[Stored entries]
..........
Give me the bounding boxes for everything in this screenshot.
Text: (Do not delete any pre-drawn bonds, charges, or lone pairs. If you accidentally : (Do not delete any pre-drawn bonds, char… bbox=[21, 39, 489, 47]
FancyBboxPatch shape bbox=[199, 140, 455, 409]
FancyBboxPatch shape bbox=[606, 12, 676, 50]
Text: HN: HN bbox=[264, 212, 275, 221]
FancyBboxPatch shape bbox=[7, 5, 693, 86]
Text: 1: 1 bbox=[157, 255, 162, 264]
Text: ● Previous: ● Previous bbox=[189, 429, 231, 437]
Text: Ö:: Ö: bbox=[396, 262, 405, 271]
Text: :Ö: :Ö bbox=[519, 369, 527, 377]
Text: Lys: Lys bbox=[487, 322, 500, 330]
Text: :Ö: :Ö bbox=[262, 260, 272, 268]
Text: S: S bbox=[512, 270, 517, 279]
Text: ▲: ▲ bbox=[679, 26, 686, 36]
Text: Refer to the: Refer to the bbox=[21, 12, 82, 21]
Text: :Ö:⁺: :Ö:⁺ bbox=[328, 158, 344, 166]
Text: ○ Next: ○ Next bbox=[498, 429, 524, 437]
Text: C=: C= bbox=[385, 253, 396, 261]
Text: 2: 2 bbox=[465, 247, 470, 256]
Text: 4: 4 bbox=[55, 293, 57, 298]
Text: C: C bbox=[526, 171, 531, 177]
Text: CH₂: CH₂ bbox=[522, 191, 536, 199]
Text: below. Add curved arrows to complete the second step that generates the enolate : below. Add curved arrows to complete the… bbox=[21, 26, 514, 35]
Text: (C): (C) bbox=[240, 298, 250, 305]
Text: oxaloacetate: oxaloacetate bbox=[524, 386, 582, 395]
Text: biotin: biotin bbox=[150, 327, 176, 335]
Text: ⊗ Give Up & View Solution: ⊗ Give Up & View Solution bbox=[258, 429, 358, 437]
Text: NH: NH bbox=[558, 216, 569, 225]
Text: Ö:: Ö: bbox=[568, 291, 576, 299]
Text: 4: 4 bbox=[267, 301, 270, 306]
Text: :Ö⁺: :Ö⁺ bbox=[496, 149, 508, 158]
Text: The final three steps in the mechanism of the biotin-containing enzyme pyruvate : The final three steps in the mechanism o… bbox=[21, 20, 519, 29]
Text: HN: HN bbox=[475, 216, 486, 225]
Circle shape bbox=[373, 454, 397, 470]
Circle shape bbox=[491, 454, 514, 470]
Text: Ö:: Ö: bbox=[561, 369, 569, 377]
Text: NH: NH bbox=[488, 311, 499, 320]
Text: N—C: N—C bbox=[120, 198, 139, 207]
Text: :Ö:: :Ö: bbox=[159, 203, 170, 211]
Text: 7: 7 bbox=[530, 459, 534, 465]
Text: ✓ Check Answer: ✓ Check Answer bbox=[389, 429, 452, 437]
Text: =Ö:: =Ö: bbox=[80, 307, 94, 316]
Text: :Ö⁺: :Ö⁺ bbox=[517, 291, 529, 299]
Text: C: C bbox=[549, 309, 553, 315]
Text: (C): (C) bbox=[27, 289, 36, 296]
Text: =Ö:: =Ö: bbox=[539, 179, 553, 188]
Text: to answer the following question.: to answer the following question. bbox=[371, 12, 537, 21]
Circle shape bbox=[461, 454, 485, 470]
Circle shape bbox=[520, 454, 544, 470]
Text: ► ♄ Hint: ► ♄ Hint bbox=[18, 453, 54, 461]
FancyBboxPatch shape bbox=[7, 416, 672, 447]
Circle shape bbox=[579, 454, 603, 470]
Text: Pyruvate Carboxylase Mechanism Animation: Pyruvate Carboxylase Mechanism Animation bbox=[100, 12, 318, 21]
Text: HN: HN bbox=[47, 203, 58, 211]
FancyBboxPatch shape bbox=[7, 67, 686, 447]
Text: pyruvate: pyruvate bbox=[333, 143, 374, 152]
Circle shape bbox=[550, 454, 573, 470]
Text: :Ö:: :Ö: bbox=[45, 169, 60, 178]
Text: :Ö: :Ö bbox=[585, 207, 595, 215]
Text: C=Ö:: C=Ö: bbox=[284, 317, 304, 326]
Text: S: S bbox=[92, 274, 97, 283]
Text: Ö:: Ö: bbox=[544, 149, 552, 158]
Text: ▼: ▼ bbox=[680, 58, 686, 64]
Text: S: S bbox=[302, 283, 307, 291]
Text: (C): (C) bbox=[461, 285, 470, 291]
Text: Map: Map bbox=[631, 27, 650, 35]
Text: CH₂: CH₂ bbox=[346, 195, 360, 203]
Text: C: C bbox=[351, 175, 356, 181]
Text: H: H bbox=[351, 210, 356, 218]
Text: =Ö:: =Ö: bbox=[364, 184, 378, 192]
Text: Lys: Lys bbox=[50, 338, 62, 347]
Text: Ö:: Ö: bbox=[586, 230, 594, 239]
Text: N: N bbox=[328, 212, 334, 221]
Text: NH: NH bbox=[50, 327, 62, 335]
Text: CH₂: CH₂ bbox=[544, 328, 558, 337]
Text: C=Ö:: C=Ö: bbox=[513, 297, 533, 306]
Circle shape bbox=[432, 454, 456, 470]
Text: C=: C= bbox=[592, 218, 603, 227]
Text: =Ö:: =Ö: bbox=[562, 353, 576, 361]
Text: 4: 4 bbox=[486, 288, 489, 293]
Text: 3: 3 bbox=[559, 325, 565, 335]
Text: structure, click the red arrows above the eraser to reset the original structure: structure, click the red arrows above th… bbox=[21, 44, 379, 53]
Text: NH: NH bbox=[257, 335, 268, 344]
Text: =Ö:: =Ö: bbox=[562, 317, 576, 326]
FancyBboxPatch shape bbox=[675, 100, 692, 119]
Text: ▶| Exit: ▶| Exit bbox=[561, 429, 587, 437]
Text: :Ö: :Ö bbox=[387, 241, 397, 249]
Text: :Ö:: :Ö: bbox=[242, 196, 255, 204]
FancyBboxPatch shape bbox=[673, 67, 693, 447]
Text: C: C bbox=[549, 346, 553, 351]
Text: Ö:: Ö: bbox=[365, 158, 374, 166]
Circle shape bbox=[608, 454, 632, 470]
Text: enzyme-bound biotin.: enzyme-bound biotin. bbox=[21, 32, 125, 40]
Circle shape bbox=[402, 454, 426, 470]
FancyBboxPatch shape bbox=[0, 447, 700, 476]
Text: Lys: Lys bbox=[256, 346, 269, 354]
..........
■ What this task involves
Return every line of the records in which the word "Give" is found.

■ Result for this task
Give me the bounding boxes for everything in this screenshot.
Text: ⊗ Give Up & View Solution: ⊗ Give Up & View Solution bbox=[258, 429, 358, 437]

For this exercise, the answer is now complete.